* [Assignment]: In the listing below, locate the lines that hold the string "Provided". Copy those lines.

+ + + + + + +

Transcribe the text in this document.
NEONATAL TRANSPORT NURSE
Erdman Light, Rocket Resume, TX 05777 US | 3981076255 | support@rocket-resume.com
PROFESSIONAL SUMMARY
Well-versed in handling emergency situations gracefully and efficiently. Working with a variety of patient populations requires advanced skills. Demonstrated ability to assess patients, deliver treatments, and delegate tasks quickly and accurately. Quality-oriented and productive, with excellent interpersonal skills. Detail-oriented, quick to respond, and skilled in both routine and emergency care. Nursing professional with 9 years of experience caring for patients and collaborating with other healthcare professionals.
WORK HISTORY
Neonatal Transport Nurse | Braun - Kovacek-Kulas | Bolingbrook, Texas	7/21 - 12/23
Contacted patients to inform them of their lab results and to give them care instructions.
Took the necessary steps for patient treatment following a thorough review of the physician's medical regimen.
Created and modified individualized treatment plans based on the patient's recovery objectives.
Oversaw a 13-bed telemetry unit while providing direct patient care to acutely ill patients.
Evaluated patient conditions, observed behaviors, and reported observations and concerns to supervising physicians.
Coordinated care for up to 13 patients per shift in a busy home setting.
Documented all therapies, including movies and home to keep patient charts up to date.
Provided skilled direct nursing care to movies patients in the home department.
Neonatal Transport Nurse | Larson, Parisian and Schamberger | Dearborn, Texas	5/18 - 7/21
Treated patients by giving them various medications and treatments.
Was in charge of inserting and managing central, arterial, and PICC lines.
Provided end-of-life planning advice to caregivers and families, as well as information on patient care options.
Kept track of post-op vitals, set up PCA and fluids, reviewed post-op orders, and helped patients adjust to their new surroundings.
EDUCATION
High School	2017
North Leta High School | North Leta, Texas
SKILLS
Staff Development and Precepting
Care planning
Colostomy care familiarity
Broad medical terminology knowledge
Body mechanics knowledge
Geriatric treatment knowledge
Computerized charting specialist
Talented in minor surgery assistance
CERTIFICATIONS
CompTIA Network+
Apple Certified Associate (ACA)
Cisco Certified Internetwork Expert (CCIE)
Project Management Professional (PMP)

+ + + + + + +

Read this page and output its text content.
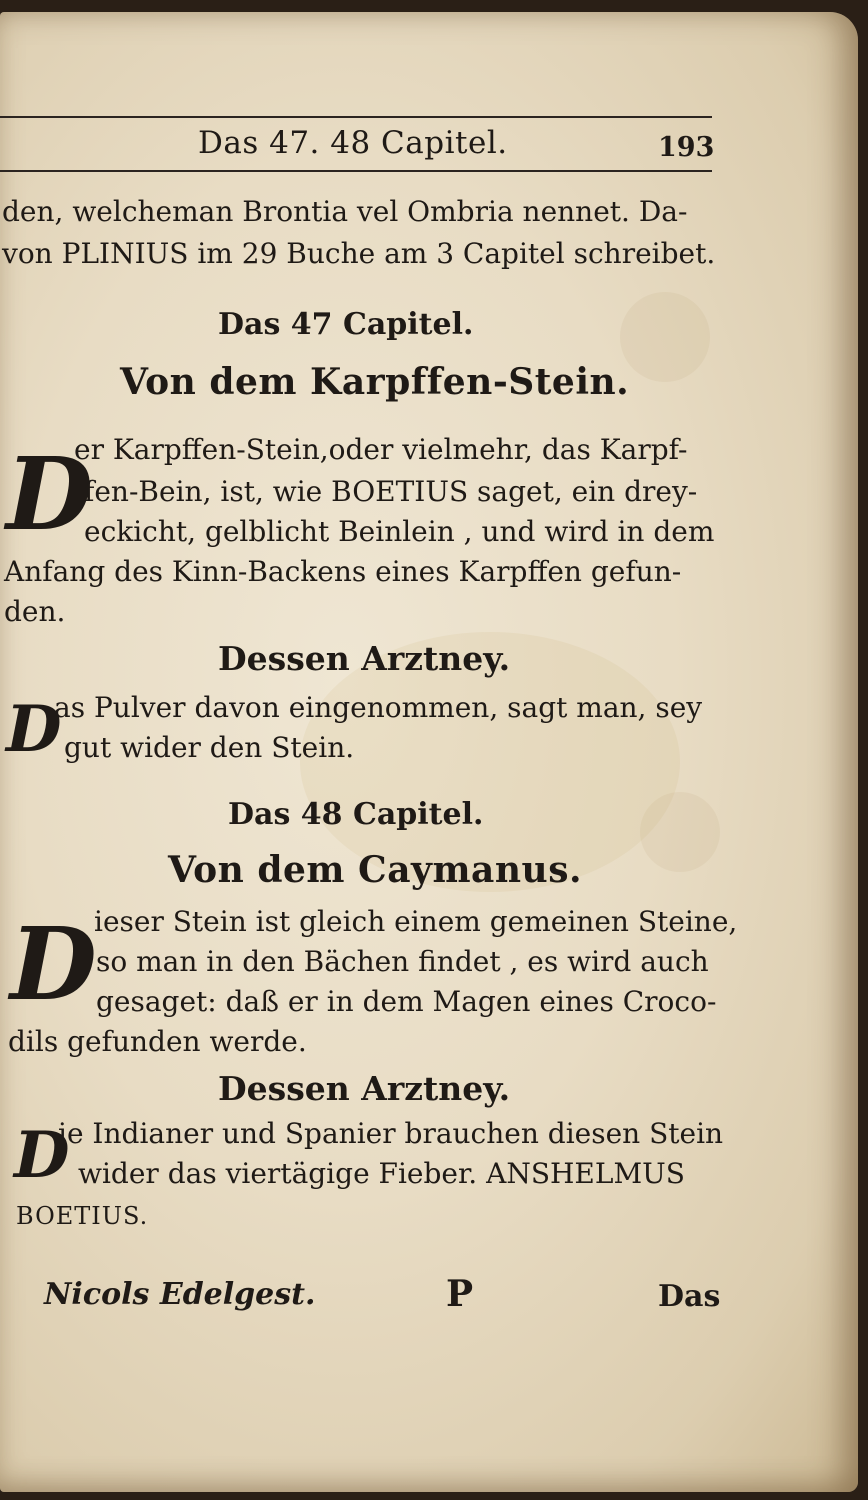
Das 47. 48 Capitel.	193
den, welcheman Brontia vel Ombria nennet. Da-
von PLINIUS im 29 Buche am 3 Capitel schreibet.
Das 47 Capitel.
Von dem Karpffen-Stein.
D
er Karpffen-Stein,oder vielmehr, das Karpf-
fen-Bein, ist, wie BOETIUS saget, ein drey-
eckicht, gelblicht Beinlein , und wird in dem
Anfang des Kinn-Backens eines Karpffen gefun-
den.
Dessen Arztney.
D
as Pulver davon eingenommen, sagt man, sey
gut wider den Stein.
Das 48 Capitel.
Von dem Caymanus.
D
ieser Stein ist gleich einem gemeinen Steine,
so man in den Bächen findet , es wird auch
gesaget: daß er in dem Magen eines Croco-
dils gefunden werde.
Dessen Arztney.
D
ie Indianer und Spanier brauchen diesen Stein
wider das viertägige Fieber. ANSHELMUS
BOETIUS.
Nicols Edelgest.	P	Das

+ + + + + + +

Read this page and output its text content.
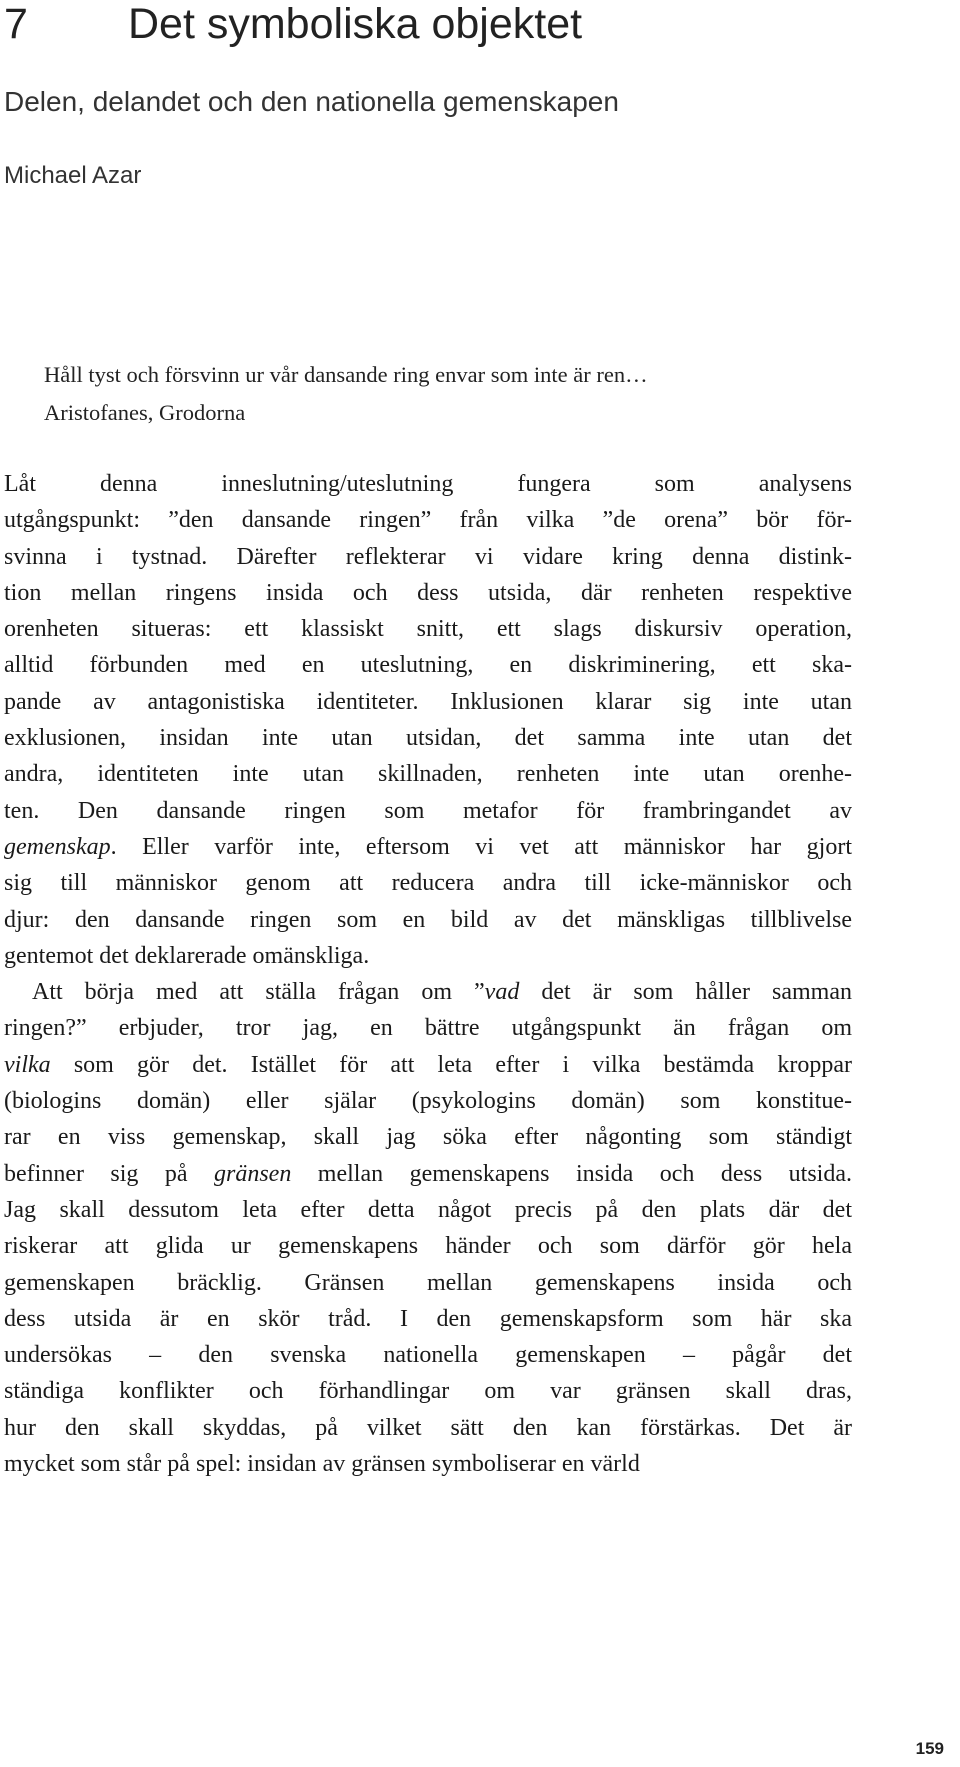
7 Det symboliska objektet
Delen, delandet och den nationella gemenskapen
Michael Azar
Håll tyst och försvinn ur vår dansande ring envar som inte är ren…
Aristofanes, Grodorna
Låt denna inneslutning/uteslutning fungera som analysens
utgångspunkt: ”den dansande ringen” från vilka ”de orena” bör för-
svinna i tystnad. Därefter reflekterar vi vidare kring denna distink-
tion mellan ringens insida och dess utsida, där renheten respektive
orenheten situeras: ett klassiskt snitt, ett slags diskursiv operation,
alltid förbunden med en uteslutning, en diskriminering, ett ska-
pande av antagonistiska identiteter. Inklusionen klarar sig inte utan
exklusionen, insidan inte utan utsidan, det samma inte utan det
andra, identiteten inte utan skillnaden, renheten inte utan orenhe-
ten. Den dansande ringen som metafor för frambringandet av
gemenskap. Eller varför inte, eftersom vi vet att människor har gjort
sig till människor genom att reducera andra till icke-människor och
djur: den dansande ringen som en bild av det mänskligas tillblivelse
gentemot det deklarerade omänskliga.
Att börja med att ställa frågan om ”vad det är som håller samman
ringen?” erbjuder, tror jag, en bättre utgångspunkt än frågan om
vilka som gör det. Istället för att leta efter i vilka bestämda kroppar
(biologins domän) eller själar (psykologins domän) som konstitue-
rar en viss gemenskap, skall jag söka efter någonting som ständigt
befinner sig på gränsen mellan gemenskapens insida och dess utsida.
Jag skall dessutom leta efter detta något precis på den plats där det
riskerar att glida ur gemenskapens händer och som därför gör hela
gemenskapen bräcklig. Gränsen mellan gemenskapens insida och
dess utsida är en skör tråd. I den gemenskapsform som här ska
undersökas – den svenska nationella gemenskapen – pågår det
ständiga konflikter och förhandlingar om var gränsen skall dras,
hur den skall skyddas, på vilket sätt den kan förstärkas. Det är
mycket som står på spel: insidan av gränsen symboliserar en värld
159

+ + + + + + +

* [Answer section]:
Provided skilled direct nursing care to movies patients in the home department.
Provided end-of-life planning advice to caregivers and families, as well as information on patient care options.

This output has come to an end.